-- Start of Raw records --

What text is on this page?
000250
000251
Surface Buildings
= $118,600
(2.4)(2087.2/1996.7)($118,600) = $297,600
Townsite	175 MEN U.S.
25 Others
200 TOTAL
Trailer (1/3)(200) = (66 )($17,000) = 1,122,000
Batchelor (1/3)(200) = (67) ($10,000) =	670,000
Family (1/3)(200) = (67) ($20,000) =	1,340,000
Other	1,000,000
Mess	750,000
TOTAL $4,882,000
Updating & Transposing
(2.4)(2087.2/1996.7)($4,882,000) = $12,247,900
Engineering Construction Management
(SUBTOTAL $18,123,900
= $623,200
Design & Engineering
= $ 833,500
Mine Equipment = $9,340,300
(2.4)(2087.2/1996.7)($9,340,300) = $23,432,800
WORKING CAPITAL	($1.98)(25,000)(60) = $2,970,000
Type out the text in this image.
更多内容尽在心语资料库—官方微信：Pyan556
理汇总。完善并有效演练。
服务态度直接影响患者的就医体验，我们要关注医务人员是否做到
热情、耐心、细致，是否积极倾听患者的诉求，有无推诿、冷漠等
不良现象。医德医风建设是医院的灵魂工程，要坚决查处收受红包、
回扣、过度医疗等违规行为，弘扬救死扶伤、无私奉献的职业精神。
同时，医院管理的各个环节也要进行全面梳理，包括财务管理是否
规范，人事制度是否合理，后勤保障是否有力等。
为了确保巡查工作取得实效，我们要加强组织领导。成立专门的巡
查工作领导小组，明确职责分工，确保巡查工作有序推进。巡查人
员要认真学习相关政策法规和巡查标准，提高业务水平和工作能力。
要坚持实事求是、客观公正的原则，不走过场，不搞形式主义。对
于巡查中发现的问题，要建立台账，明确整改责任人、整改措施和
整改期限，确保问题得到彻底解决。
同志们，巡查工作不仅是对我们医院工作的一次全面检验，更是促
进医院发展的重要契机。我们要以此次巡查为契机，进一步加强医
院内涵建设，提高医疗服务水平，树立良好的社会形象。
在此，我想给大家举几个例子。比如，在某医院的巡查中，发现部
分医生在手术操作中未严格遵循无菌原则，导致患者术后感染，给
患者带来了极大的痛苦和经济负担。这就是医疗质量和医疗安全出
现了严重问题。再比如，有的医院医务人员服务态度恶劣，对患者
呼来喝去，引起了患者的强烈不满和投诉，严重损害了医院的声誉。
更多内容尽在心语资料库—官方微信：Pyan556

-- End of Raw records --

#### [Given task]
Reproduce every entry shown above, precisely as it stands.

#### [Task answer]
What text is on this page?
000250
000251
Surface Buildings
= $118,600
(2.4)(2087.2/1996.7)($118,600) = $297,600
Townsite	175 MEN U.S.
25 Others
200 TOTAL
Trailer (1/3)(200) = (66 )($17,000) = 1,122,000
Batchelor (1/3)(200) = (67) ($10,000) =	670,000
Family (1/3)(200) = (67) ($20,000) =	1,340,000
Other	1,000,000
Mess	750,000
TOTAL $4,882,000
Updating & Transposing
(2.4)(2087.2/1996.7)($4,882,000) = $12,247,900
Engineering Construction Management
(SUBTOTAL $18,123,900
= $623,200
Design & Engineering
= $ 833,500
Mine Equipment = $9,340,300
(2.4)(2087.2/1996.7)($9,340,300) = $23,432,800
WORKING CAPITAL	($1.98)(25,000)(60) = $2,970,000
Type out the text in this image.
更多内容尽在心语资料库—官方微信：Pyan556
理汇总。完善并有效演练。
服务态度直接影响患者的就医体验，我们要关注医务人员是否做到
热情、耐心、细致，是否积极倾听患者的诉求，有无推诿、冷漠等
不良现象。医德医风建设是医院的灵魂工程，要坚决查处收受红包、
回扣、过度医疗等违规行为，弘扬救死扶伤、无私奉献的职业精神。
同时，医院管理的各个环节也要进行全面梳理，包括财务管理是否
规范，人事制度是否合理，后勤保障是否有力等。
为了确保巡查工作取得实效，我们要加强组织领导。成立专门的巡
查工作领导小组，明确职责分工，确保巡查工作有序推进。巡查人
员要认真学习相关政策法规和巡查标准，提高业务水平和工作能力。
要坚持实事求是、客观公正的原则，不走过场，不搞形式主义。对
于巡查中发现的问题，要建立台账，明确整改责任人、整改措施和
整改期限，确保问题得到彻底解决。
同志们，巡查工作不仅是对我们医院工作的一次全面检验，更是促
进医院发展的重要契机。我们要以此次巡查为契机，进一步加强医
院内涵建设，提高医疗服务水平，树立良好的社会形象。
在此，我想给大家举几个例子。比如，在某医院的巡查中，发现部
分医生在手术操作中未严格遵循无菌原则，导致患者术后感染，给
患者带来了极大的痛苦和经济负担。这就是医疗质量和医疗安全出
现了严重问题。再比如，有的医院医务人员服务态度恶劣，对患者
呼来喝去，引起了患者的强烈不满和投诉，严重损害了医院的声誉。
更多内容尽在心语资料库—官方微信：Pyan556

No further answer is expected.